**Data to process:**
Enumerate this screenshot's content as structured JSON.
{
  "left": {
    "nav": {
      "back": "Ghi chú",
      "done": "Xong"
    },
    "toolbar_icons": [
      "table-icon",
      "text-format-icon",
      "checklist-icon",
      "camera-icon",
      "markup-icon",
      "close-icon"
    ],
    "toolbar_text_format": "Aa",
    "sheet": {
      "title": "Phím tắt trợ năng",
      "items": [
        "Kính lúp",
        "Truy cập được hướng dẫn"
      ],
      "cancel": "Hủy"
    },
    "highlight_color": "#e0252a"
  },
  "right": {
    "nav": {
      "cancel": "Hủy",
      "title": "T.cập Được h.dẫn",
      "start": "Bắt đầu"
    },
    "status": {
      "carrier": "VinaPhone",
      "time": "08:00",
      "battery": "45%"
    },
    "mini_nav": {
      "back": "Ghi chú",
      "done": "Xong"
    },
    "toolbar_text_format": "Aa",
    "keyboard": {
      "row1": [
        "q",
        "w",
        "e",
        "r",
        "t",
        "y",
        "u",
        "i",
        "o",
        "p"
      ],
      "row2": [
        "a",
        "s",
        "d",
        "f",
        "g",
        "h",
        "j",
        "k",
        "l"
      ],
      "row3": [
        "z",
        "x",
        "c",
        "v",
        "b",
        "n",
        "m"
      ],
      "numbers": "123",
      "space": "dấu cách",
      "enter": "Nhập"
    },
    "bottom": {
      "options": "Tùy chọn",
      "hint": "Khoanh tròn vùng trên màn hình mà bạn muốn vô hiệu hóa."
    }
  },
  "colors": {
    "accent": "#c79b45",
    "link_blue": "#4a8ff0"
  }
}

**Stated task:** Every record shown above should be written out again exactly.

**Written answer:**
Enumerate this screenshot's content as structured JSON.
{
  "left": {
    "nav": {
      "back": "Ghi chú",
      "done": "Xong"
    },
    "toolbar_icons": [
      "table-icon",
      "text-format-icon",
      "checklist-icon",
      "camera-icon",
      "markup-icon",
      "close-icon"
    ],
    "toolbar_text_format": "Aa",
    "sheet": {
      "title": "Phím tắt trợ năng",
      "items": [
        "Kính lúp",
        "Truy cập được hướng dẫn"
      ],
      "cancel": "Hủy"
    },
    "highlight_color": "#e0252a"
  },
  "right": {
    "nav": {
      "cancel": "Hủy",
      "title": "T.cập Được h.dẫn",
      "start": "Bắt đầu"
    },
    "status": {
      "carrier": "VinaPhone",
      "time": "08:00",
      "battery": "45%"
    },
    "mini_nav": {
      "back": "Ghi chú",
      "done": "Xong"
    },
    "toolbar_text_format": "Aa",
    "keyboard": {
      "row1": [
        "q",
        "w",
        "e",
        "r",
        "t",
        "y",
        "u",
        "i",
        "o",
        "p"
      ],
      "row2": [
        "a",
        "s",
        "d",
        "f",
        "g",
        "h",
        "j",
        "k",
        "l"
      ],
      "row3": [
        "z",
        "x",
        "c",
        "v",
        "b",
        "n",
        "m"
      ],
      "numbers": "123",
      "space": "dấu cách",
      "enter": "Nhập"
    },
    "bottom": {
      "options": "Tùy chọn",
      "hint": "Khoanh tròn vùng trên màn hình mà bạn muốn vô hiệu hóa."
    }
  },
  "colors": {
    "accent": "#c79b45",
    "link_blue": "#4a8ff0"
  }
}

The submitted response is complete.